» **GIVEN INSTRUCTION**:
Collect every line of the records below that contains the word "ylabel".

» **SUPPLIED INFORMATION**:
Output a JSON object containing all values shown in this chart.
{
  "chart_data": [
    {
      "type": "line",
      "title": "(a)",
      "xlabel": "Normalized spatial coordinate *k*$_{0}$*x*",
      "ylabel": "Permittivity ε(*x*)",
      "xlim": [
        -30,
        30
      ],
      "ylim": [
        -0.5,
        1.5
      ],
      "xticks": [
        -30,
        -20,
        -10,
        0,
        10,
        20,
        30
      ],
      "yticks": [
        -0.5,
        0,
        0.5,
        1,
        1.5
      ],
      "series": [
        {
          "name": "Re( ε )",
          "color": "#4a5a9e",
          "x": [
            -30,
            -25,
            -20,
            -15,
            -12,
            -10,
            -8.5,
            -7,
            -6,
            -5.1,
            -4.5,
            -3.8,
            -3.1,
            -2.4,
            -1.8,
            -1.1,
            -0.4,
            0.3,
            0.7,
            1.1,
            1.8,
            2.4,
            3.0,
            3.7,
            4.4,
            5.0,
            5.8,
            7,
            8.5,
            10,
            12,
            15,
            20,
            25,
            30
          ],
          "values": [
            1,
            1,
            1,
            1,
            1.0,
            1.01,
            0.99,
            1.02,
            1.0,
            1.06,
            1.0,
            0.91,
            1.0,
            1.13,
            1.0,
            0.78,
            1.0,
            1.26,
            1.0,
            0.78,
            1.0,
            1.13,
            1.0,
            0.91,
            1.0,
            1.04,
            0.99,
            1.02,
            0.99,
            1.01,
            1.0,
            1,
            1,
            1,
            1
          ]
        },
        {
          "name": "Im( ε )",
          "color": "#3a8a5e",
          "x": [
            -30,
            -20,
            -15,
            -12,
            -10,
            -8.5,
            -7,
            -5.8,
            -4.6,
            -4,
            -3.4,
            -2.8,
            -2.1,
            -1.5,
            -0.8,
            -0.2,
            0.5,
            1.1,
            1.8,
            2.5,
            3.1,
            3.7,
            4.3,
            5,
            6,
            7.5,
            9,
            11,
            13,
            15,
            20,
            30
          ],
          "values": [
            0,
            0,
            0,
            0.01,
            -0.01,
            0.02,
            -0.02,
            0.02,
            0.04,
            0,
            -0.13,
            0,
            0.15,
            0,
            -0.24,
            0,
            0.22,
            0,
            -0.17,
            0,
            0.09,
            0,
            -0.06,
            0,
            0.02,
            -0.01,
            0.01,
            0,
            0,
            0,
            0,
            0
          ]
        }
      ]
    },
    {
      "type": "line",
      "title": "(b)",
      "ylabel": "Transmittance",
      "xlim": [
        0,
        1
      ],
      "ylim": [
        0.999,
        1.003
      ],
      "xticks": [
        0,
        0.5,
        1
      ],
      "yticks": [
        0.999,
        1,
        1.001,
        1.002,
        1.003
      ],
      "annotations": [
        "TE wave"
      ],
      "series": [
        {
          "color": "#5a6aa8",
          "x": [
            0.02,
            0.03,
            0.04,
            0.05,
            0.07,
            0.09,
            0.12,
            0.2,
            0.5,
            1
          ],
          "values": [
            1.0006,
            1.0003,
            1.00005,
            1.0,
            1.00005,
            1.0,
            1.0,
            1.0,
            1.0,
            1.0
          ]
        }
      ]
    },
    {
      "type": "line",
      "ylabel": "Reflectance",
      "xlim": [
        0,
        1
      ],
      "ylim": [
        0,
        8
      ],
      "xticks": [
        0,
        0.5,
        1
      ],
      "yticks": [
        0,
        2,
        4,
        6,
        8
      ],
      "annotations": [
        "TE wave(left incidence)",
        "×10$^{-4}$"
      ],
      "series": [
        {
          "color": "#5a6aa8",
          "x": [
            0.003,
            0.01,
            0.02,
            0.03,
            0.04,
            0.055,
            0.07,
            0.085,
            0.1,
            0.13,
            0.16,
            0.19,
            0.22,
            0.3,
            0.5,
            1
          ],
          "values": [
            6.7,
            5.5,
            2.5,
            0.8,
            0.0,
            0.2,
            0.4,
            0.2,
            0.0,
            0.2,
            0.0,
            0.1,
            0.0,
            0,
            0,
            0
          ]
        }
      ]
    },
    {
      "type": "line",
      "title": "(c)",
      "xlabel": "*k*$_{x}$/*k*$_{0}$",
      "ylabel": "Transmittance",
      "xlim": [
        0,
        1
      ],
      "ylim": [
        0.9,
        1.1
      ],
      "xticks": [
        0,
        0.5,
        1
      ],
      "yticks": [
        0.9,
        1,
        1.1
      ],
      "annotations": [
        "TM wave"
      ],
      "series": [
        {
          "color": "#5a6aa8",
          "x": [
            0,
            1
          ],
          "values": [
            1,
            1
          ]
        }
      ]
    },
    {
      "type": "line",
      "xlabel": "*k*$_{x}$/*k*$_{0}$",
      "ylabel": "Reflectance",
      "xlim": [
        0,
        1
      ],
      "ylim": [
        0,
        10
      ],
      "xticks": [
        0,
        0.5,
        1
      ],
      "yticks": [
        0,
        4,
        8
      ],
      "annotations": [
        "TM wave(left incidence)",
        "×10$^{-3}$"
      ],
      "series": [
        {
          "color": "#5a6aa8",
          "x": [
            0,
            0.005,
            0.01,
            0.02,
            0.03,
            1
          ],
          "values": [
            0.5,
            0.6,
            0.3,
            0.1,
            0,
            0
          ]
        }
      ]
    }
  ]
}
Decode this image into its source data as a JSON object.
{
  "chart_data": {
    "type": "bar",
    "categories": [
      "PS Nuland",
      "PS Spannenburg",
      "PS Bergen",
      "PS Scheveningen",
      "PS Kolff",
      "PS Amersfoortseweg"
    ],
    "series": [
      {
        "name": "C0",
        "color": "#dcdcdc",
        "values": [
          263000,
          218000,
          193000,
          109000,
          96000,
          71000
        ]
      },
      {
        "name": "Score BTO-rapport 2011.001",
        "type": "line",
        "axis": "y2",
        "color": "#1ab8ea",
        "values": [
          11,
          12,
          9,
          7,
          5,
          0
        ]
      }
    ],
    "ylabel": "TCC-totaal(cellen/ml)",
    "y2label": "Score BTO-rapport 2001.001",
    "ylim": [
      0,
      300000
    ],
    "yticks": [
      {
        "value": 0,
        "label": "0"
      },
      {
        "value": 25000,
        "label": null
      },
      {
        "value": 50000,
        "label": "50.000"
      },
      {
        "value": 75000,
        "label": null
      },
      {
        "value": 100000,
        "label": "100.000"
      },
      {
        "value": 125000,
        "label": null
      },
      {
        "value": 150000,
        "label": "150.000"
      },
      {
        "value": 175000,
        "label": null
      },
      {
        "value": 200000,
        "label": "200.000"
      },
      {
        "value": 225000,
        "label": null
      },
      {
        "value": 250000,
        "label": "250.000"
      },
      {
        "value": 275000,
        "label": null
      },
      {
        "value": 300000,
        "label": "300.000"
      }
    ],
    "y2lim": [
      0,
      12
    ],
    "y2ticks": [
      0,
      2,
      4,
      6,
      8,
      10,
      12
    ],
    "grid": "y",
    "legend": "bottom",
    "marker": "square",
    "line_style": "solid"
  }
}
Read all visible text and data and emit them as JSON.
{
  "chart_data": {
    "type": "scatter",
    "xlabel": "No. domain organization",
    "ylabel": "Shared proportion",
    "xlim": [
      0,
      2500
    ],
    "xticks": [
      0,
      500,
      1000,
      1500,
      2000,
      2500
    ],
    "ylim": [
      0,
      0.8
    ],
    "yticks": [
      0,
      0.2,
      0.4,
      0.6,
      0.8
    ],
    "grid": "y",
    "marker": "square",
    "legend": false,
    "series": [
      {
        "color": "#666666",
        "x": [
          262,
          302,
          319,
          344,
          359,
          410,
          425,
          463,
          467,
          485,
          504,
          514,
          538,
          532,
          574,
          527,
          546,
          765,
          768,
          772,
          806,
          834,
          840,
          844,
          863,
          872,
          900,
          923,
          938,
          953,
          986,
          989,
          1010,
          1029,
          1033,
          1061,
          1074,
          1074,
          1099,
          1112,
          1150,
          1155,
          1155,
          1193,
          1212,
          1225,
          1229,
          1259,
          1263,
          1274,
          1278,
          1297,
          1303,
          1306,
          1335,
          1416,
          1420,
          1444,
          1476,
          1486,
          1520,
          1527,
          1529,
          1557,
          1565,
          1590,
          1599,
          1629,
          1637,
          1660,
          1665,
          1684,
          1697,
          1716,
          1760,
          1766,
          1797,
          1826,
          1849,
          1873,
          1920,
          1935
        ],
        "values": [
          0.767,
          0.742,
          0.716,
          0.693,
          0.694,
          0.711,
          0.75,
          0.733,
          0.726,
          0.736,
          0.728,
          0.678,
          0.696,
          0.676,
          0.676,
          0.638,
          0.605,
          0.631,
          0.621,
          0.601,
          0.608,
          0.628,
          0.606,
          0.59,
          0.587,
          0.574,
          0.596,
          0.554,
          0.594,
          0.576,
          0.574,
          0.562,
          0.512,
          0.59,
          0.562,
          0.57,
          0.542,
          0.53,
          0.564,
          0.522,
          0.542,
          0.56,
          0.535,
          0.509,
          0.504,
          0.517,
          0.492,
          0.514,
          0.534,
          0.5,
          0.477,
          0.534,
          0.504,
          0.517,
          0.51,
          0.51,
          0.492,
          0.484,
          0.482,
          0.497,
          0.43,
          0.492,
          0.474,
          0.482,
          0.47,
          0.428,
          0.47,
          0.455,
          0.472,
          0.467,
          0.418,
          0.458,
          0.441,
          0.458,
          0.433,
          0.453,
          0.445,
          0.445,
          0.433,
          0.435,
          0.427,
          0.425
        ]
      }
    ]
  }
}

» **RESULT OF THIS TASK**:
      "ylabel": "Permittivity ε(*x*)",
      "ylabel": "Transmittance",
      "ylabel": "Reflectance",
      "ylabel": "Transmittance",
      "ylabel": "Reflectance",
    "ylabel": "TCC-totaal(cellen/ml)",
    "ylabel": "Shared proportion",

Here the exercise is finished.